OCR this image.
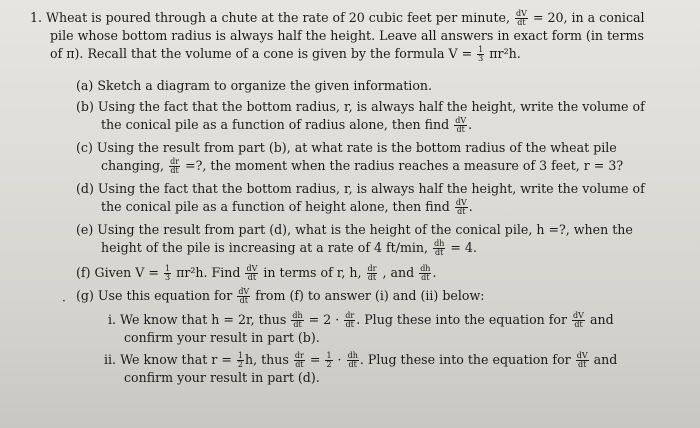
1. Wheat is poured through a chute at the rate of 20 cubic feet per minute, $\frac{dV}{dt} = 20$, in a conical
pile whose bottom radius is always half the height. Leave all answers in exact form (in terms
of π). Recall that the volume of a cone is given by the formula $V = \frac{1}{3} \pi r^2h$.
(a) Sketch a diagram to organize the given information.
(b) Using the fact that the bottom radius, r, is always half the height, write the volume of
the conical pile as a function of radius alone, then find $\frac{dV}{dt}$ .
(c) Using the result from part (b), at what rate is the bottom radius of the wheat pile
changing, $\frac{dr}{dt}$ =?, the moment when the radius reaches a measure of 3 feet, r = 3?
(d) Using the fact that the bottom radius, r, is always half the height, write the volume of
the conical pile as a function of height alone, then find $\frac{dV}{dt}$ .
(e) Using the result from part (d), what is the height of the conical pile, h =?, when the
height of the pile is increasing at a rate of 4 ft/min, $\frac{dh}{dt} = 4$.
(f) Given $V = \frac{1}{3} \pi r^2h$. Find $\frac{dV}{dt}$ in terms of r, h, $\frac{dr}{dt}$ , and $\frac{dh}{dt}$ .
· (g) Use this equation for $\frac{dV}{dt}$ from (f) to answer (i) and (ii) below:
i. We know that h = 2r, thus $\frac{dh}{dt} = 2 \cdot \frac{dr}{dt}$ . Plug these into the equation for $\frac{dV}{dt}$ and
confirm your result in part (b).
ii. We know that $r = \frac{1}{2} h$, thus $\frac{dr}{dt} = \frac{1}{2} \cdot \frac{dh}{dt}$ . Plug these into the equation for $\frac{dV}{dt}$ and
confirm your result in part (d).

..........

**Job**: From the listing above, print every entry precisely and drop the pictures.

**Final result**:
OCR this image.
1. Wheat is poured through a chute at the rate of 20 cubic feet per minute, $\frac{dV}{dt} = 20$, in a conical
pile whose bottom radius is always half the height. Leave all answers in exact form (in terms
of π). Recall that the volume of a cone is given by the formula $V = \frac{1}{3} \pi r^2h$.
(a) Sketch a diagram to organize the given information.
(b) Using the fact that the bottom radius, r, is always half the height, write the volume of
the conical pile as a function of radius alone, then find $\frac{dV}{dt}$ .
(c) Using the result from part (b), at what rate is the bottom radius of the wheat pile
changing, $\frac{dr}{dt}$ =?, the moment when the radius reaches a measure of 3 feet, r = 3?
(d) Using the fact that the bottom radius, r, is always half the height, write the volume of
the conical pile as a function of height alone, then find $\frac{dV}{dt}$ .
(e) Using the result from part (d), what is the height of the conical pile, h =?, when the
height of the pile is increasing at a rate of 4 ft/min, $\frac{dh}{dt} = 4$.
(f) Given $V = \frac{1}{3} \pi r^2h$. Find $\frac{dV}{dt}$ in terms of r, h, $\frac{dr}{dt}$ , and $\frac{dh}{dt}$ .
· (g) Use this equation for $\frac{dV}{dt}$ from (f) to answer (i) and (ii) below:
i. We know that h = 2r, thus $\frac{dh}{dt} = 2 \cdot \frac{dr}{dt}$ . Plug these into the equation for $\frac{dV}{dt}$ and
confirm your result in part (b).
ii. We know that $r = \frac{1}{2} h$, thus $\frac{dr}{dt} = \frac{1}{2} \cdot \frac{dh}{dt}$ . Plug these into the equation for $\frac{dV}{dt}$ and
confirm your result in part (d).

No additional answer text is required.